=== Objective ===
Please lay out the material as a Markdown table with the columns Row and Line, starting with the line that contains "text-line: d) деформация" and going on through the line that contains "text-line: чего MBR", leaving out blank lines.

=== Provided records ===
---*---

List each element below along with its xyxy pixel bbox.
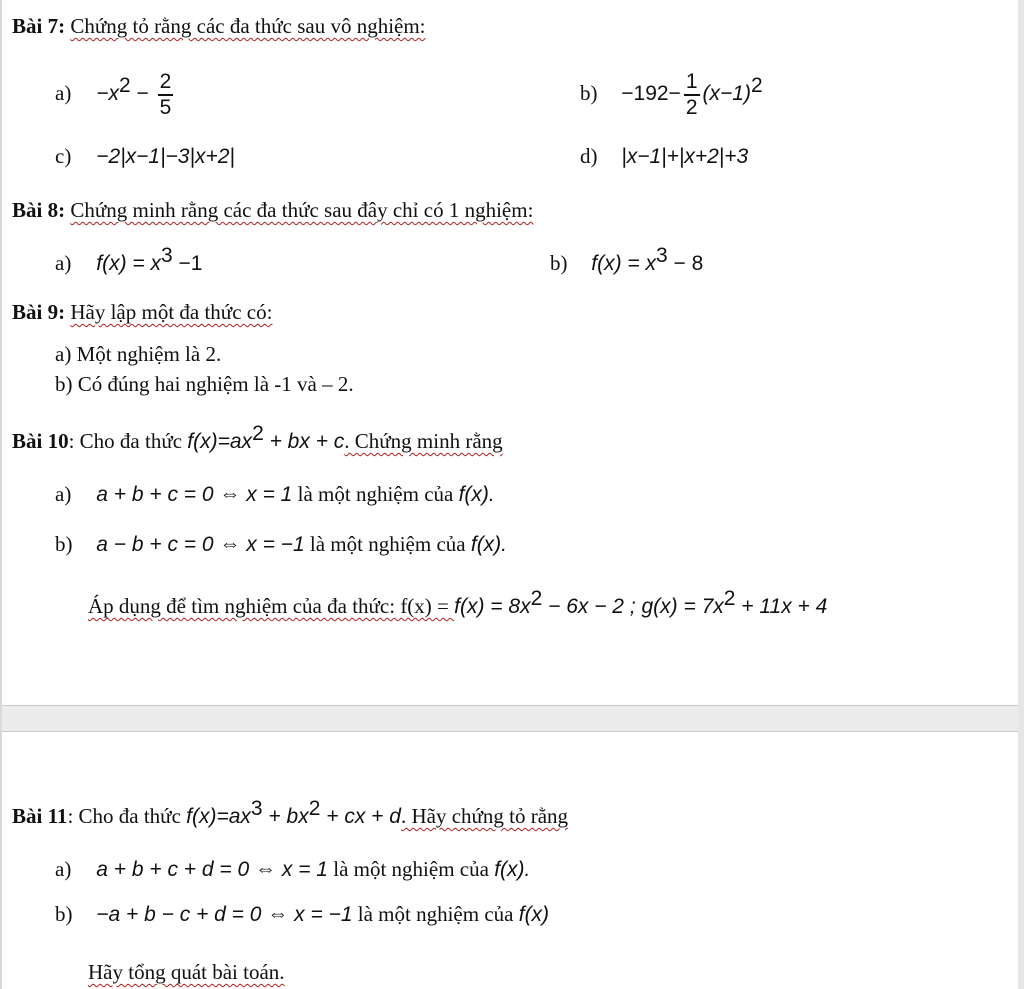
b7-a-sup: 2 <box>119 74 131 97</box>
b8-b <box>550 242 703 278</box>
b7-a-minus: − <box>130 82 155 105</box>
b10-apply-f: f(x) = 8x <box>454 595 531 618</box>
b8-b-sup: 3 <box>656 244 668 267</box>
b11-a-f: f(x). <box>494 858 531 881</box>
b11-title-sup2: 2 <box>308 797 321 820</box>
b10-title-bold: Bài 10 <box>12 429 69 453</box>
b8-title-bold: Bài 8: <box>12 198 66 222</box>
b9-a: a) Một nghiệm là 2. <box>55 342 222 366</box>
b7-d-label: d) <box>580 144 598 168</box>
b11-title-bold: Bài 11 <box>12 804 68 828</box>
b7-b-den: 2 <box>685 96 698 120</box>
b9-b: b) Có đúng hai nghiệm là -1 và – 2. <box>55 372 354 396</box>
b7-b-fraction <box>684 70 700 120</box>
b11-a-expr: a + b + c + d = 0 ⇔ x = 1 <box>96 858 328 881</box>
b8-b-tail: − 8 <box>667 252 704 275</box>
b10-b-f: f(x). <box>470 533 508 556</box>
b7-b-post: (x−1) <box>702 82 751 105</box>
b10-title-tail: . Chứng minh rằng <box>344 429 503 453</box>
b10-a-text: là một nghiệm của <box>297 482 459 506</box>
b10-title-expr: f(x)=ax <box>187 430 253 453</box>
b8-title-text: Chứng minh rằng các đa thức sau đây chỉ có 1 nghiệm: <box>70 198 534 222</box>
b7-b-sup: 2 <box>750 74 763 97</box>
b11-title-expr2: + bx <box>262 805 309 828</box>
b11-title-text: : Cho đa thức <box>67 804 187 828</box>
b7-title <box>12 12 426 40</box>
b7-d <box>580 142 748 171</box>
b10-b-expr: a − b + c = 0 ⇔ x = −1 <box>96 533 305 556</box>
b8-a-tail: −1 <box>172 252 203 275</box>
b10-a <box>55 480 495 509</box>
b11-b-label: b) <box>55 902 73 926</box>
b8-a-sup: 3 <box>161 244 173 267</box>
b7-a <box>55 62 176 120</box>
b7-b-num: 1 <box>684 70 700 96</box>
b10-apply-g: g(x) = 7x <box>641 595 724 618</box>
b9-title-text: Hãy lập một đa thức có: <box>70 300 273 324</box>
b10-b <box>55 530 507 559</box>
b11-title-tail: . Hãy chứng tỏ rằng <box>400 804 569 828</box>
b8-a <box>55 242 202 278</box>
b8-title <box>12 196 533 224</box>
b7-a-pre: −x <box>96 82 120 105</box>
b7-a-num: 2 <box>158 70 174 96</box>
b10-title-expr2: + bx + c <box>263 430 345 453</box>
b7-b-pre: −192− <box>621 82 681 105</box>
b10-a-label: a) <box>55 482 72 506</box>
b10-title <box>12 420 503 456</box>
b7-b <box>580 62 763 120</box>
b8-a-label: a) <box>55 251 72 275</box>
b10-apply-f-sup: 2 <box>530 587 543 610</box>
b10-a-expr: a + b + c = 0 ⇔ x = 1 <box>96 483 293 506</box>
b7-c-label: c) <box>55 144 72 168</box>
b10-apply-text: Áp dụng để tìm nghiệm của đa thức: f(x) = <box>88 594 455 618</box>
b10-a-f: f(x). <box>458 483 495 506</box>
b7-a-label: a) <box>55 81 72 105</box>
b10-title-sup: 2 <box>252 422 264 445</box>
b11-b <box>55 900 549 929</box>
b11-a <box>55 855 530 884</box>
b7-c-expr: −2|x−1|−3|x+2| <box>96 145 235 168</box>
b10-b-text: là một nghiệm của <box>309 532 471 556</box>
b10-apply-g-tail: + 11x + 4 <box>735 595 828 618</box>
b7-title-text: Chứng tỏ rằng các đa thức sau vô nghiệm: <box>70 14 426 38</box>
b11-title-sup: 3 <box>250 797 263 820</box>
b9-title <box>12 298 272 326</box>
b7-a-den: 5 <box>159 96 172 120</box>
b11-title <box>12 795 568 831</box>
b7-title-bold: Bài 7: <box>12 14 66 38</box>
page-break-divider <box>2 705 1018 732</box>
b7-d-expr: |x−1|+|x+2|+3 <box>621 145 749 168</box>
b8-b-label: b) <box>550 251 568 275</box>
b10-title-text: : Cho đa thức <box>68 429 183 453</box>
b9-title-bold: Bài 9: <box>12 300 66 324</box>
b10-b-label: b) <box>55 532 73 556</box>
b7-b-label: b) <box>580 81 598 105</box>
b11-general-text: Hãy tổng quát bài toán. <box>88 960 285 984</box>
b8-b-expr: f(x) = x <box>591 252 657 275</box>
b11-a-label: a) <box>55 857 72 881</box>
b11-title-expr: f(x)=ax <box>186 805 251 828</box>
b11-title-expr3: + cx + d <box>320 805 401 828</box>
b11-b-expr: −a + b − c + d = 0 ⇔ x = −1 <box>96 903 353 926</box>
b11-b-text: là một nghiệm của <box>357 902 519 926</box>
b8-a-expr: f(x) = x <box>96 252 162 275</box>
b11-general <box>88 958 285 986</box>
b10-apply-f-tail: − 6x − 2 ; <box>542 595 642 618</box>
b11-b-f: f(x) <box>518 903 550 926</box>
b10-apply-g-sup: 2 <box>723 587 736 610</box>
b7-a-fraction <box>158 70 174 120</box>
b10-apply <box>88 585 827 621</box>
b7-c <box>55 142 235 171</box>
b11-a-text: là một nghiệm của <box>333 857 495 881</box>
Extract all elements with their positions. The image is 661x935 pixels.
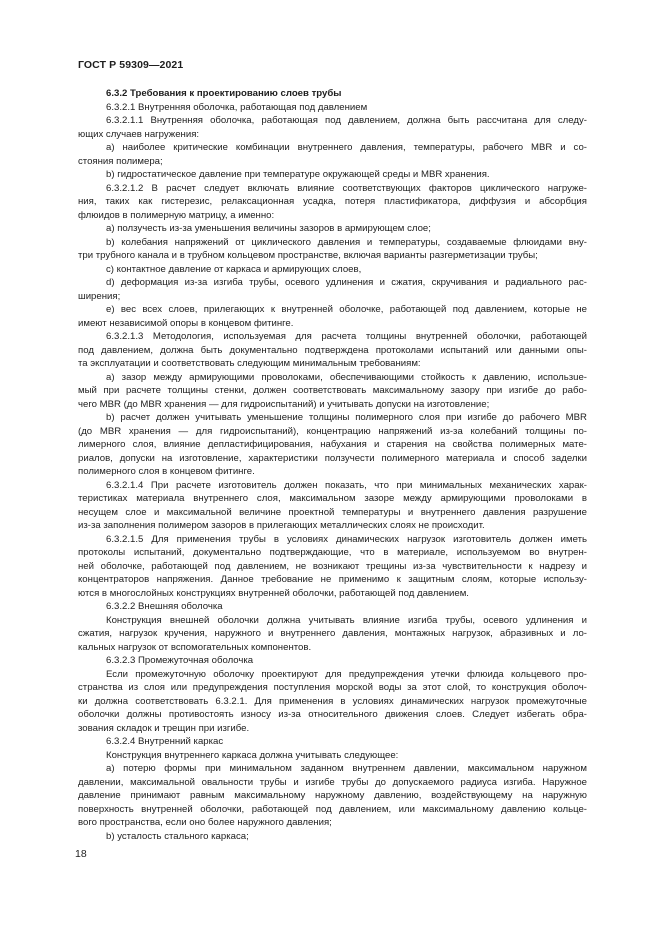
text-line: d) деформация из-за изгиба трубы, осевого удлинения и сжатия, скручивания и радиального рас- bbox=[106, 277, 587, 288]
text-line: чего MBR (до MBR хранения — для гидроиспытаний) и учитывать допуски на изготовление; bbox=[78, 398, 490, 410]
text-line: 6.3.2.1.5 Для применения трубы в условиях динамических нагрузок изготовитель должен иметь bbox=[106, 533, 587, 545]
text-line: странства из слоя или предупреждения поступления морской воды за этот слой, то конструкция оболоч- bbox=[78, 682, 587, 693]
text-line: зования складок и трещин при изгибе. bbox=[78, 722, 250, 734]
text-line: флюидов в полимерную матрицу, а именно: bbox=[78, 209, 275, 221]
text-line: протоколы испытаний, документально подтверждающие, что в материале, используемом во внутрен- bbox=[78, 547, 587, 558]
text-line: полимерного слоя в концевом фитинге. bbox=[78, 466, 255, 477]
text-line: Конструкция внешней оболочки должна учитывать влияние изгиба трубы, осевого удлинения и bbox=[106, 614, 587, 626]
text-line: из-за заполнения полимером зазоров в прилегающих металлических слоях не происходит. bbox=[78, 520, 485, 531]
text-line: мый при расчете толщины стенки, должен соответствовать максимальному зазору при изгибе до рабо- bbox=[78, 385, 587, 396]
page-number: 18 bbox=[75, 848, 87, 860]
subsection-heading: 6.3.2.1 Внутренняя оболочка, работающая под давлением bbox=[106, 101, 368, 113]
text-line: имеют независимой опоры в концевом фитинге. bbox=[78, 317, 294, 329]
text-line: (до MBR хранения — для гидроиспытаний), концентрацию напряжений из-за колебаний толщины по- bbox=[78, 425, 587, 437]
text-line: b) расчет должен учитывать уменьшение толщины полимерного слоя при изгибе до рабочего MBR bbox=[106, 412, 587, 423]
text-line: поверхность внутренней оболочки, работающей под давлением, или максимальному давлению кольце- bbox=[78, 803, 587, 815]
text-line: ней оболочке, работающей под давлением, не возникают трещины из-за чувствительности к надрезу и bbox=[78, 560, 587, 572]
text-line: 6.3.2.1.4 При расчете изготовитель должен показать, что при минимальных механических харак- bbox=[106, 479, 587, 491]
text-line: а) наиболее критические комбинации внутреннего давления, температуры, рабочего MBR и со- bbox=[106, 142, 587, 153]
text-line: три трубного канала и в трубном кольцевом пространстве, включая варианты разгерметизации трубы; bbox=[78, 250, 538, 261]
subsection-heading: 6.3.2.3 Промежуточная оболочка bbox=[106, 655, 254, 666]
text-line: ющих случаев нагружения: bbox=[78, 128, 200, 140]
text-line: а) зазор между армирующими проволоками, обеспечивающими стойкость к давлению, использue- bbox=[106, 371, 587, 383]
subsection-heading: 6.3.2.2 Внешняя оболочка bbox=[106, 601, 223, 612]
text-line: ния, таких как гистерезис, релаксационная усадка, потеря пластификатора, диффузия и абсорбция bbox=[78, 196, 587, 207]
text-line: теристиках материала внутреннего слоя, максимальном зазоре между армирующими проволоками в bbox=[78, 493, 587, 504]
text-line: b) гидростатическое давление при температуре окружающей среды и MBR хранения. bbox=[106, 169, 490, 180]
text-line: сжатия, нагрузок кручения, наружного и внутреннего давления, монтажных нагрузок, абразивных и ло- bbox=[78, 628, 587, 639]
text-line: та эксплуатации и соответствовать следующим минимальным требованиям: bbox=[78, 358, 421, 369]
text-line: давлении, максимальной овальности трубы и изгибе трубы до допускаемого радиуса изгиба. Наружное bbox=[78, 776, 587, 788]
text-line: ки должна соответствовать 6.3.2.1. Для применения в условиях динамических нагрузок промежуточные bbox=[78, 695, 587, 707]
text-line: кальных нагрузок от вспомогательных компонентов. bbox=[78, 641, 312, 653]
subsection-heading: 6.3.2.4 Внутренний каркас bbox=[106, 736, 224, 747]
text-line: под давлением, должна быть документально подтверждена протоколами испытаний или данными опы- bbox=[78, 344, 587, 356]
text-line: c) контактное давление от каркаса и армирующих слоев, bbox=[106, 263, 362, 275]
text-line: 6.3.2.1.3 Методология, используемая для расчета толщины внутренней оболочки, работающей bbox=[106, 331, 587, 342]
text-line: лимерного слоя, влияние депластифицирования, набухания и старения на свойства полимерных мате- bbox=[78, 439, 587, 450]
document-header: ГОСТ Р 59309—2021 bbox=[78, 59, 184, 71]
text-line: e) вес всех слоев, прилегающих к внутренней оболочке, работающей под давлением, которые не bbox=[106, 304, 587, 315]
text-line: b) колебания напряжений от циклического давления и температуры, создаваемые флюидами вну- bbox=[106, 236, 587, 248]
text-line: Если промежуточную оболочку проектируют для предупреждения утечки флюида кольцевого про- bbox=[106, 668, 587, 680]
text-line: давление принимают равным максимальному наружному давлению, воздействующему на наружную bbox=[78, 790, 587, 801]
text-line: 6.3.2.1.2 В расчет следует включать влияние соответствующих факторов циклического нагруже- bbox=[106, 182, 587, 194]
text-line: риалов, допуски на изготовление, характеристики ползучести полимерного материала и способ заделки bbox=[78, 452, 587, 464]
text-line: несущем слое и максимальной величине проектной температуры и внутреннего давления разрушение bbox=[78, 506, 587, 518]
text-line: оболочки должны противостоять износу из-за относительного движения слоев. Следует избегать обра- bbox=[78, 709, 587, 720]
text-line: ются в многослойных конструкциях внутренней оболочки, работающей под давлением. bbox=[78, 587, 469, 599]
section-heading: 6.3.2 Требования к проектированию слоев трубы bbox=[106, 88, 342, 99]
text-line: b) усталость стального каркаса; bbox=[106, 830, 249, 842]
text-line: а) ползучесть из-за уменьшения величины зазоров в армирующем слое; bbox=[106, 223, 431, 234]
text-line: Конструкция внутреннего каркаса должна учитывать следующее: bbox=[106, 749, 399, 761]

---*---

=== Completed task ===
| Row | Line |
|---|---|
| 1 | text-line: d) деформация из-за изгиба трубы, осевого удлинения и сжатия, скручивания и радиального рас- bbox=[106, 277, 587, 288] |
| 2 | text-line: чего MBR (до MBR хранения — для гидроиспытаний) и учитывать допуски на изготовление; bbox=[78, 398, 490, 410] |